____ Data excerpts

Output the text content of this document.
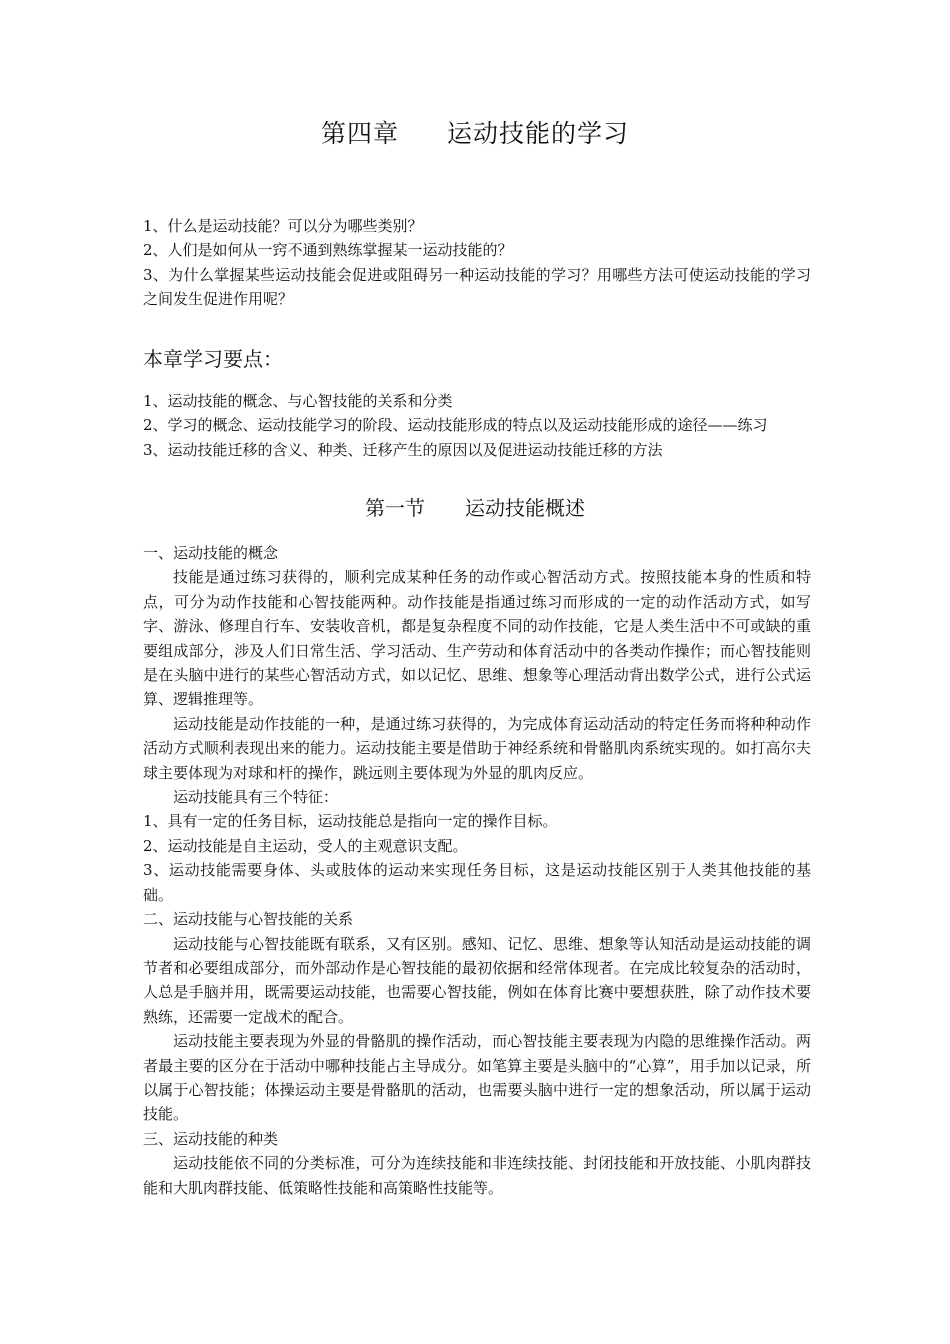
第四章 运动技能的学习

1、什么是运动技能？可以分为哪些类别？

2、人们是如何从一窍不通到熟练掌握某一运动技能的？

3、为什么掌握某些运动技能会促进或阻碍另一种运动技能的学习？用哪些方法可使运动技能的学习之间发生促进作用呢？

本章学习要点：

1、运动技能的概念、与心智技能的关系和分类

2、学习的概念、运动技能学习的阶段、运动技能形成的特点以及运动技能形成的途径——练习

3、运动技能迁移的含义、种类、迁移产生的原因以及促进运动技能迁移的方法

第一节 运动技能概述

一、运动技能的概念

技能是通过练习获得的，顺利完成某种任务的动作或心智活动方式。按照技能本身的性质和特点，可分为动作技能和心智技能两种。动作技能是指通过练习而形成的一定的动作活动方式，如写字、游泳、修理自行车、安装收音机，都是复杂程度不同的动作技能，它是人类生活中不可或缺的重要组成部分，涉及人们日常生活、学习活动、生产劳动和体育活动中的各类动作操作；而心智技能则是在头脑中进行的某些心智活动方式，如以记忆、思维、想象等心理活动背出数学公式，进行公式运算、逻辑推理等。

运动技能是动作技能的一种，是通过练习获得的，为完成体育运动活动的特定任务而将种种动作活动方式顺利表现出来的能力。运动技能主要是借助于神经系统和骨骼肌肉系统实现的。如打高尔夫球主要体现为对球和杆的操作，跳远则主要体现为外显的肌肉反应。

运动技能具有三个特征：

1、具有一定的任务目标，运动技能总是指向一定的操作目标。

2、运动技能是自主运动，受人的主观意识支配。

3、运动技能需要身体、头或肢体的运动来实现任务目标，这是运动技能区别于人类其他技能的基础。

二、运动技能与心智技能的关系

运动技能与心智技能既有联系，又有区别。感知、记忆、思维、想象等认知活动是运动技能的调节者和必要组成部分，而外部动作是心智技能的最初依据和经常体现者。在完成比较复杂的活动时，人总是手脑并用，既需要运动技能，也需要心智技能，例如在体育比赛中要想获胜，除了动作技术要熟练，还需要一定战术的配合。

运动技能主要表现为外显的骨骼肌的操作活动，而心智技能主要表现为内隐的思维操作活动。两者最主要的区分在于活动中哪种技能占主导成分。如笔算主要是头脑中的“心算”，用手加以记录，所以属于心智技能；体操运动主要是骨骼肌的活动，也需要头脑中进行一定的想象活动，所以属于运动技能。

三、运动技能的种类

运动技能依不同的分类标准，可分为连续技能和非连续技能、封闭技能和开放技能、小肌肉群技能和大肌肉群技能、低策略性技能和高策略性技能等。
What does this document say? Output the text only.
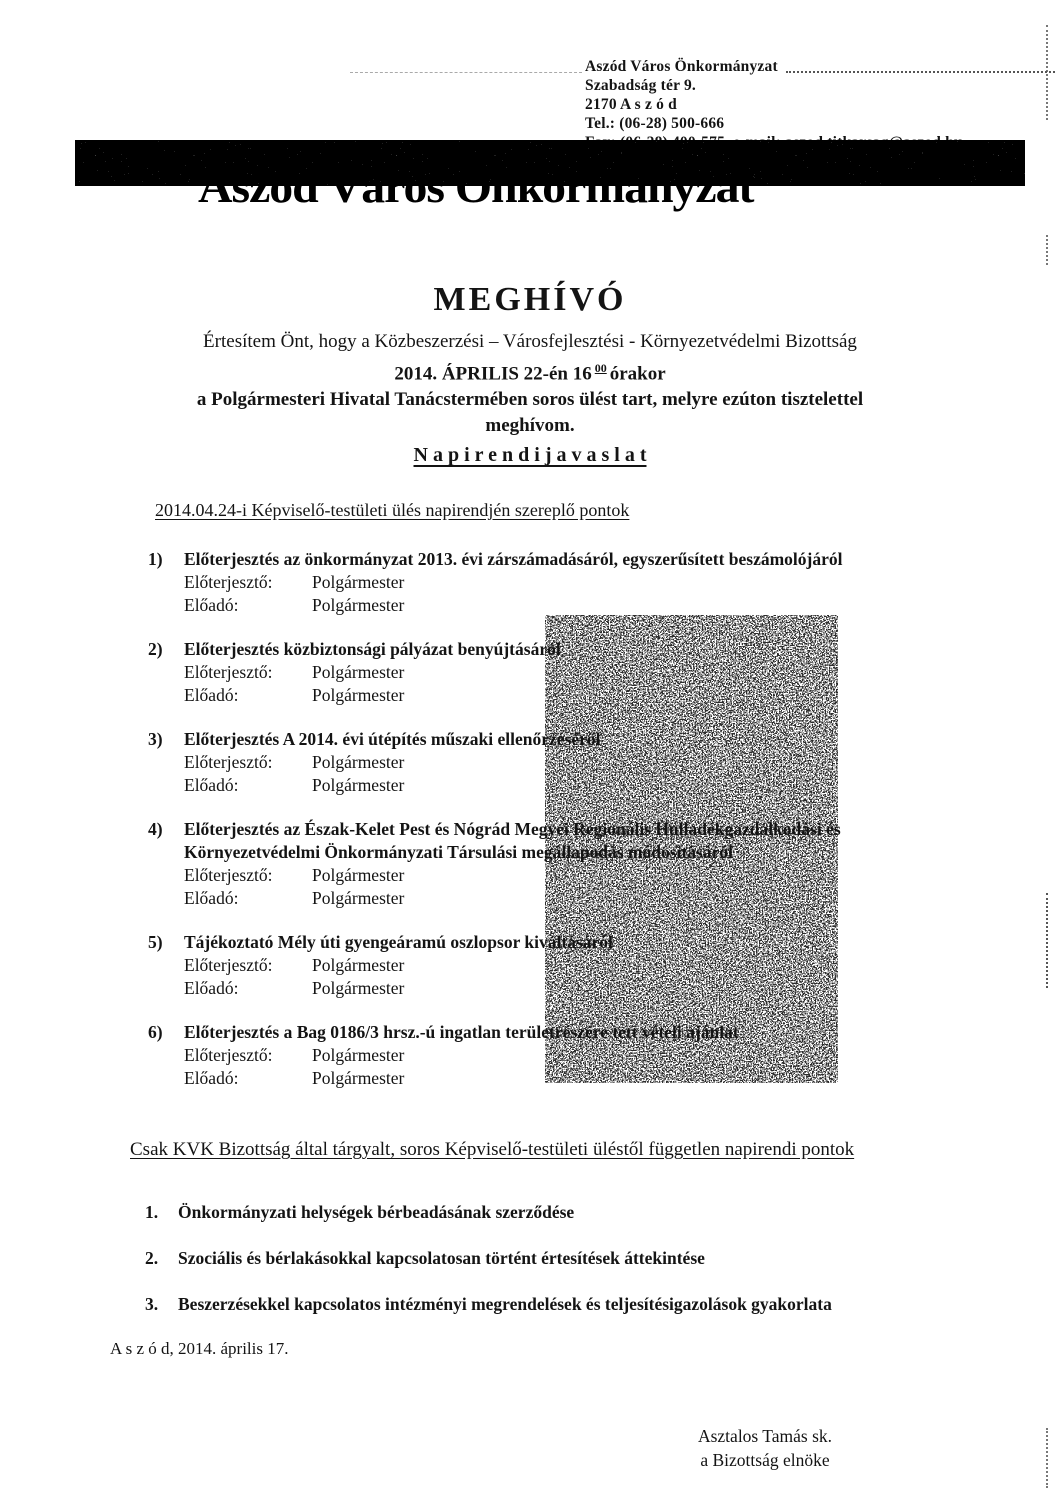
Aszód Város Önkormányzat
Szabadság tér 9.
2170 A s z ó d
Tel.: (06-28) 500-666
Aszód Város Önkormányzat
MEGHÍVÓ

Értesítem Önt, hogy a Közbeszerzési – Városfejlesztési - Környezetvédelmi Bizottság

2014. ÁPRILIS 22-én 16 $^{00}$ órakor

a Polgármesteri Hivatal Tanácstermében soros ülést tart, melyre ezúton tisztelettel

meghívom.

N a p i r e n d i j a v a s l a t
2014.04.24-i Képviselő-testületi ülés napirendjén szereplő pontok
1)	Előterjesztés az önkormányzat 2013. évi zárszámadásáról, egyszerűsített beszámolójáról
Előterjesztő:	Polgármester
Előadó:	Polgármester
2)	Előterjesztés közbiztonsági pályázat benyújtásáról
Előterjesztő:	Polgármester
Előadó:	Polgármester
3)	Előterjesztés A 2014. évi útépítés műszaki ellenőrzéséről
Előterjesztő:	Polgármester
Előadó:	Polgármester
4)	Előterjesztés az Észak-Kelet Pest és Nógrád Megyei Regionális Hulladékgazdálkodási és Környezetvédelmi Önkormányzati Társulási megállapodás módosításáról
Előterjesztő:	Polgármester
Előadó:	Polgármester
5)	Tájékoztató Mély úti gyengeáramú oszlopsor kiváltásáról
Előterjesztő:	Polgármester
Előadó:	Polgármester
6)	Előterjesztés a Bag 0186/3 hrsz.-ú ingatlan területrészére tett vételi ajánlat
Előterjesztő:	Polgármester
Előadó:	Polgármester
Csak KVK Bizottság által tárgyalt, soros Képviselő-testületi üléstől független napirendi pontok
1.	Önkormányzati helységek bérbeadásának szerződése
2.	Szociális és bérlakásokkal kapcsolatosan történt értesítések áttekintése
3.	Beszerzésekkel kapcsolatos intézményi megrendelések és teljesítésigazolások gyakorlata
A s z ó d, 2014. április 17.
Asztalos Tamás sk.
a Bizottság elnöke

________
____ Data excerpts

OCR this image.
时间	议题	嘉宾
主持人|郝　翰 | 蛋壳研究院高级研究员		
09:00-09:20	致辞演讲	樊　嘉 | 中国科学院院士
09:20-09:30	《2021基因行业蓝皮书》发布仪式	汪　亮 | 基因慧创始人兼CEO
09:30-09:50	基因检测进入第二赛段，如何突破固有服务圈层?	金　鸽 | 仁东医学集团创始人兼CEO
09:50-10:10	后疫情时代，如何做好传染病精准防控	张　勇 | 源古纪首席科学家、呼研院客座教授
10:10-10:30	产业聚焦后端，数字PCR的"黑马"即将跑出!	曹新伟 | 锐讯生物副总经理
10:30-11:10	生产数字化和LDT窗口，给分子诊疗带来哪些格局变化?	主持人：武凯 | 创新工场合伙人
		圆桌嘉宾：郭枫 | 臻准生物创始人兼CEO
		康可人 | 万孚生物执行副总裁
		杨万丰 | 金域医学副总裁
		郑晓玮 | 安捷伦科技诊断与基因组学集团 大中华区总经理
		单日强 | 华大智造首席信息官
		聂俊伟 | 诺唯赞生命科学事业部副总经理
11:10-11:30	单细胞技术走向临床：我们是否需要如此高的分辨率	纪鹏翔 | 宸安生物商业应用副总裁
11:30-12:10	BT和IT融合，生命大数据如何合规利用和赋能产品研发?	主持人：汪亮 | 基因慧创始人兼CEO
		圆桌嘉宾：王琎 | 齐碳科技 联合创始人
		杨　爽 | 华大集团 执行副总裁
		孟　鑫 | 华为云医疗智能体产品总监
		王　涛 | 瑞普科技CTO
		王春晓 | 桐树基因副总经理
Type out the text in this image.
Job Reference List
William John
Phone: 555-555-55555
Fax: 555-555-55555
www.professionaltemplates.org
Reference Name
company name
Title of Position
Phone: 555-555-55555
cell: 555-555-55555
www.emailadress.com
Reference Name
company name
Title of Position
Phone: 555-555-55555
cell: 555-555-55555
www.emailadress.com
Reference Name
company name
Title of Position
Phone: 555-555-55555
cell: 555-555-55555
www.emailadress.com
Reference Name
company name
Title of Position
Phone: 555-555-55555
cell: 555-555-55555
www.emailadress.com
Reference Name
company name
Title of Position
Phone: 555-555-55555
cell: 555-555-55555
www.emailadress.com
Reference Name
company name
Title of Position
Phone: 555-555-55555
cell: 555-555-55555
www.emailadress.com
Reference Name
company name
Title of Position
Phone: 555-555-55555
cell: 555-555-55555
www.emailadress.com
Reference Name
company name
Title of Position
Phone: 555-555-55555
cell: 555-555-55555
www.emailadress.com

________

What to produce: Gather each line that holds "text".

Task result:
Output the text content of this document.
What does this document say? Output the text only.
Type out the text in this image.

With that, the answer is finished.